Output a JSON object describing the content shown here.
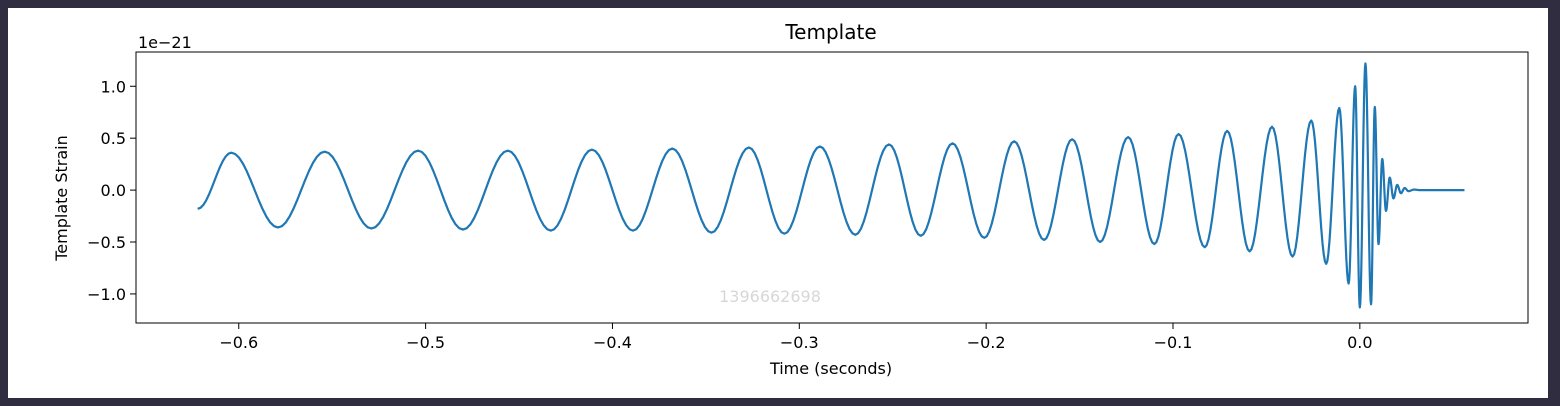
{
  "chart_data": {
    "type": "line",
    "title": "Template",
    "xlabel": "Time (seconds)",
    "ylabel": "Template Strain",
    "y_offset_text": "1e−21",
    "xlim": [
      -0.655,
      0.09
    ],
    "ylim": [
      -1.28,
      1.33
    ],
    "x_ticks": [
      {
        "value": -0.6,
        "label": "−0.6"
      },
      {
        "value": -0.5,
        "label": "−0.5"
      },
      {
        "value": -0.4,
        "label": "−0.4"
      },
      {
        "value": -0.3,
        "label": "−0.3"
      },
      {
        "value": -0.2,
        "label": "−0.2"
      },
      {
        "value": -0.1,
        "label": "−0.1"
      },
      {
        "value": 0.0,
        "label": "0.0"
      }
    ],
    "y_ticks": [
      {
        "value": 1.0,
        "label": "1.0"
      },
      {
        "value": 0.5,
        "label": "0.5"
      },
      {
        "value": 0.0,
        "label": "0.0"
      },
      {
        "value": -0.5,
        "label": "−0.5"
      },
      {
        "value": -1.0,
        "label": "−1.0"
      }
    ],
    "grid": false,
    "series": [
      {
        "color": "#1f77b4",
        "points": [
          [
            -0.622,
            -0.18
          ],
          [
            -0.604,
            0.36
          ],
          [
            -0.579,
            -0.36
          ],
          [
            -0.554,
            0.37
          ],
          [
            -0.529,
            -0.37
          ],
          [
            -0.504,
            0.38
          ],
          [
            -0.48,
            -0.38
          ],
          [
            -0.456,
            0.38
          ],
          [
            -0.433,
            -0.39
          ],
          [
            -0.411,
            0.39
          ],
          [
            -0.389,
            -0.39
          ],
          [
            -0.368,
            0.4
          ],
          [
            -0.347,
            -0.41
          ],
          [
            -0.327,
            0.41
          ],
          [
            -0.308,
            -0.42
          ],
          [
            -0.289,
            0.42
          ],
          [
            -0.27,
            -0.43
          ],
          [
            -0.252,
            0.44
          ],
          [
            -0.235,
            -0.44
          ],
          [
            -0.218,
            0.45
          ],
          [
            -0.201,
            -0.46
          ],
          [
            -0.185,
            0.47
          ],
          [
            -0.169,
            -0.48
          ],
          [
            -0.154,
            0.49
          ],
          [
            -0.139,
            -0.5
          ],
          [
            -0.124,
            0.51
          ],
          [
            -0.11,
            -0.52
          ],
          [
            -0.097,
            0.54
          ],
          [
            -0.083,
            -0.55
          ],
          [
            -0.071,
            0.57
          ],
          [
            -0.059,
            -0.59
          ],
          [
            -0.047,
            0.61
          ],
          [
            -0.036,
            -0.64
          ],
          [
            -0.026,
            0.67
          ],
          [
            -0.018,
            -0.71
          ],
          [
            -0.011,
            0.79
          ],
          [
            -0.006,
            -0.9
          ],
          [
            -0.0025,
            1.0
          ],
          [
            0.0,
            -1.13
          ],
          [
            0.003,
            1.22
          ],
          [
            0.006,
            -1.1
          ],
          [
            0.008,
            0.8
          ],
          [
            0.01,
            -0.52
          ],
          [
            0.012,
            0.3
          ],
          [
            0.014,
            -0.2
          ],
          [
            0.016,
            0.12
          ],
          [
            0.018,
            -0.08
          ],
          [
            0.02,
            0.05
          ],
          [
            0.022,
            -0.03
          ],
          [
            0.024,
            0.02
          ],
          [
            0.026,
            -0.01
          ],
          [
            0.029,
            0.005
          ],
          [
            0.032,
            0.0
          ],
          [
            0.056,
            0.0
          ]
        ]
      }
    ],
    "watermark": "1396662698"
  }
}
- - -
What the task requires => Reproduce each entry precisely. Leave the pictures out.

Result for this task =>
Output a JSON object describing the content shown here.
{
  "chart_data": {
    "type": "line",
    "title": "Template",
    "xlabel": "Time (seconds)",
    "ylabel": "Template Strain",
    "y_offset_text": "1e−21",
    "xlim": [
      -0.655,
      0.09
    ],
    "ylim": [
      -1.28,
      1.33
    ],
    "x_ticks": [
      {
        "value": -0.6,
        "label": "−0.6"
      },
      {
        "value": -0.5,
        "label": "−0.5"
      },
      {
        "value": -0.4,
        "label": "−0.4"
      },
      {
        "value": -0.3,
        "label": "−0.3"
      },
      {
        "value": -0.2,
        "label": "−0.2"
      },
      {
        "value": -0.1,
        "label": "−0.1"
      },
      {
        "value": 0.0,
        "label": "0.0"
      }
    ],
    "y_ticks": [
      {
        "value": 1.0,
        "label": "1.0"
      },
      {
        "value": 0.5,
        "label": "0.5"
      },
      {
        "value": 0.0,
        "label": "0.0"
      },
      {
        "value": -0.5,
        "label": "−0.5"
      },
      {
        "value": -1.0,
        "label": "−1.0"
      }
    ],
    "grid": false,
    "series": [
      {
        "color": "#1f77b4",
        "points": [
          [
            -0.622,
            -0.18
          ],
          [
            -0.604,
            0.36
          ],
          [
            -0.579,
            -0.36
          ],
          [
            -0.554,
            0.37
          ],
          [
            -0.529,
            -0.37
          ],
          [
            -0.504,
            0.38
          ],
          [
            -0.48,
            -0.38
          ],
          [
            -0.456,
            0.38
          ],
          [
            -0.433,
            -0.39
          ],
          [
            -0.411,
            0.39
          ],
          [
            -0.389,
            -0.39
          ],
          [
            -0.368,
            0.4
          ],
          [
            -0.347,
            -0.41
          ],
          [
            -0.327,
            0.41
          ],
          [
            -0.308,
            -0.42
          ],
          [
            -0.289,
            0.42
          ],
          [
            -0.27,
            -0.43
          ],
          [
            -0.252,
            0.44
          ],
          [
            -0.235,
            -0.44
          ],
          [
            -0.218,
            0.45
          ],
          [
            -0.201,
            -0.46
          ],
          [
            -0.185,
            0.47
          ],
          [
            -0.169,
            -0.48
          ],
          [
            -0.154,
            0.49
          ],
          [
            -0.139,
            -0.5
          ],
          [
            -0.124,
            0.51
          ],
          [
            -0.11,
            -0.52
          ],
          [
            -0.097,
            0.54
          ],
          [
            -0.083,
            -0.55
          ],
          [
            -0.071,
            0.57
          ],
          [
            -0.059,
            -0.59
          ],
          [
            -0.047,
            0.61
          ],
          [
            -0.036,
            -0.64
          ],
          [
            -0.026,
            0.67
          ],
          [
            -0.018,
            -0.71
          ],
          [
            -0.011,
            0.79
          ],
          [
            -0.006,
            -0.9
          ],
          [
            -0.0025,
            1.0
          ],
          [
            0.0,
            -1.13
          ],
          [
            0.003,
            1.22
          ],
          [
            0.006,
            -1.1
          ],
          [
            0.008,
            0.8
          ],
          [
            0.01,
            -0.52
          ],
          [
            0.012,
            0.3
          ],
          [
            0.014,
            -0.2
          ],
          [
            0.016,
            0.12
          ],
          [
            0.018,
            -0.08
          ],
          [
            0.02,
            0.05
          ],
          [
            0.022,
            -0.03
          ],
          [
            0.024,
            0.02
          ],
          [
            0.026,
            -0.01
          ],
          [
            0.029,
            0.005
          ],
          [
            0.032,
            0.0
          ],
          [
            0.056,
            0.0
          ]
        ]
      }
    ],
    "watermark": "1396662698"
  }
}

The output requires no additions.